## Extracted data entries
○ ○ ○ ○ ○

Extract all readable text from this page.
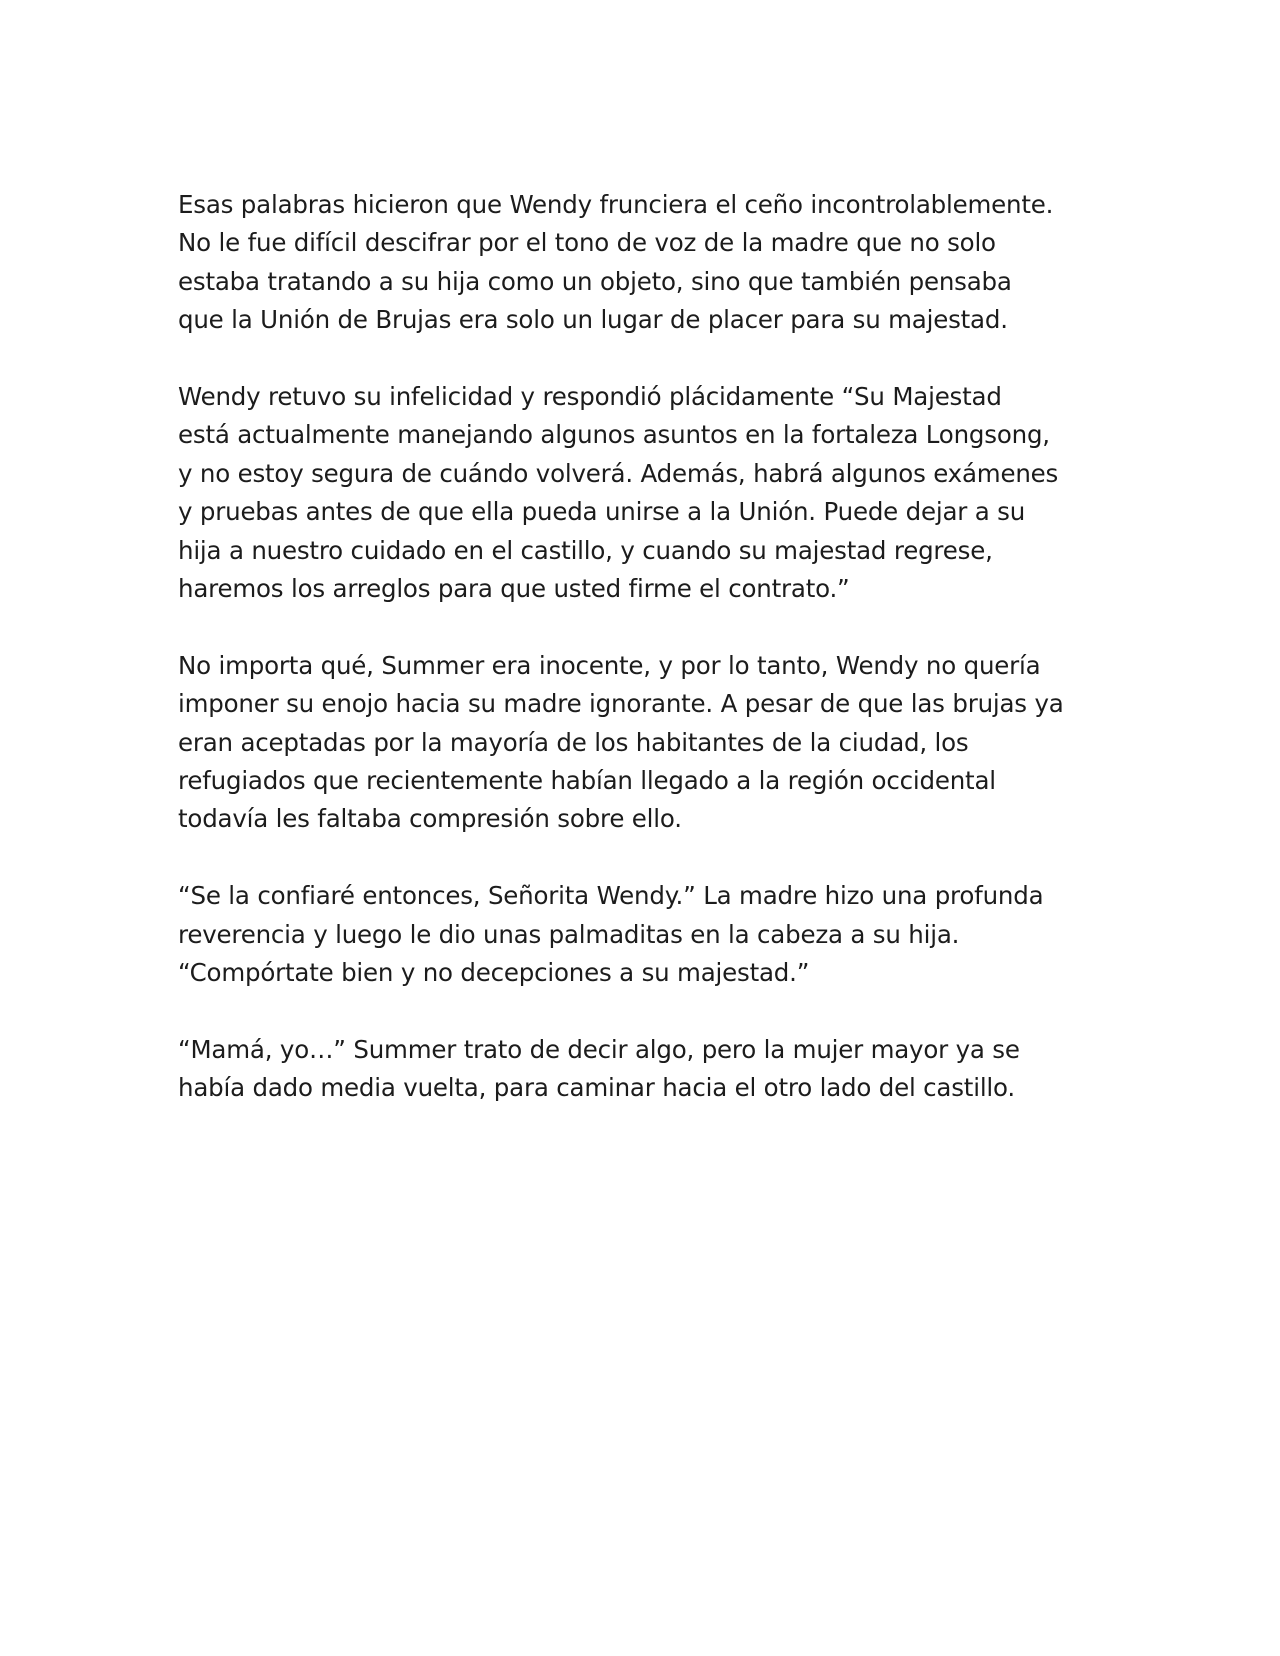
Esas palabras hicieron que Wendy frunciera el ceño incontrolablemente.
No le fue difícil descifrar por el tono de voz de la madre que no solo
estaba tratando a su hija como un objeto, sino que también pensaba
que la Unión de Brujas era solo un lugar de placer para su majestad.

Wendy retuvo su infelicidad y respondió plácidamente “Su Majestad
está actualmente manejando algunos asuntos en la fortaleza Longsong,
y no estoy segura de cuándo volverá. Además, habrá algunos exámenes
y pruebas antes de que ella pueda unirse a la Unión. Puede dejar a su
hija a nuestro cuidado en el castillo, y cuando su majestad regrese,
haremos los arreglos para que usted firme el contrato.”

No importa qué, Summer era inocente, y por lo tanto, Wendy no quería
imponer su enojo hacia su madre ignorante. A pesar de que las brujas ya
eran aceptadas por la mayoría de los habitantes de la ciudad, los
refugiados que recientemente habían llegado a la región occidental
todavía les faltaba compresión sobre ello.

“Se la confiaré entonces, Señorita Wendy.” La madre hizo una profunda
reverencia y luego le dio unas palmaditas en la cabeza a su hija.
“Compórtate bien y no decepciones a su majestad.”

“Mamá, yo…” Summer trato de decir algo, pero la mujer mayor ya se
había dado media vuelta, para caminar hacia el otro lado del castillo.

○ ○ ○ ○ ○

## Instructions to follow
Leave out the pictures and reproduce the rest of the listing exactly.

## Result of this task
Extract all readable text from this page.
Esas palabras hicieron que Wendy frunciera el ceño incontrolablemente.
No le fue difícil descifrar por el tono de voz de la madre que no solo
estaba tratando a su hija como un objeto, sino que también pensaba
que la Unión de Brujas era solo un lugar de placer para su majestad.

Wendy retuvo su infelicidad y respondió plácidamente “Su Majestad
está actualmente manejando algunos asuntos en la fortaleza Longsong,
y no estoy segura de cuándo volverá. Además, habrá algunos exámenes
y pruebas antes de que ella pueda unirse a la Unión. Puede dejar a su
hija a nuestro cuidado en el castillo, y cuando su majestad regrese,
haremos los arreglos para que usted firme el contrato.”

No importa qué, Summer era inocente, y por lo tanto, Wendy no quería
imponer su enojo hacia su madre ignorante. A pesar de que las brujas ya
eran aceptadas por la mayoría de los habitantes de la ciudad, los
refugiados que recientemente habían llegado a la región occidental
todavía les faltaba compresión sobre ello.

“Se la confiaré entonces, Señorita Wendy.” La madre hizo una profunda
reverencia y luego le dio unas palmaditas en la cabeza a su hija.
“Compórtate bien y no decepciones a su majestad.”

“Mamá, yo…” Summer trato de decir algo, pero la mujer mayor ya se
había dado media vuelta, para caminar hacia el otro lado del castillo.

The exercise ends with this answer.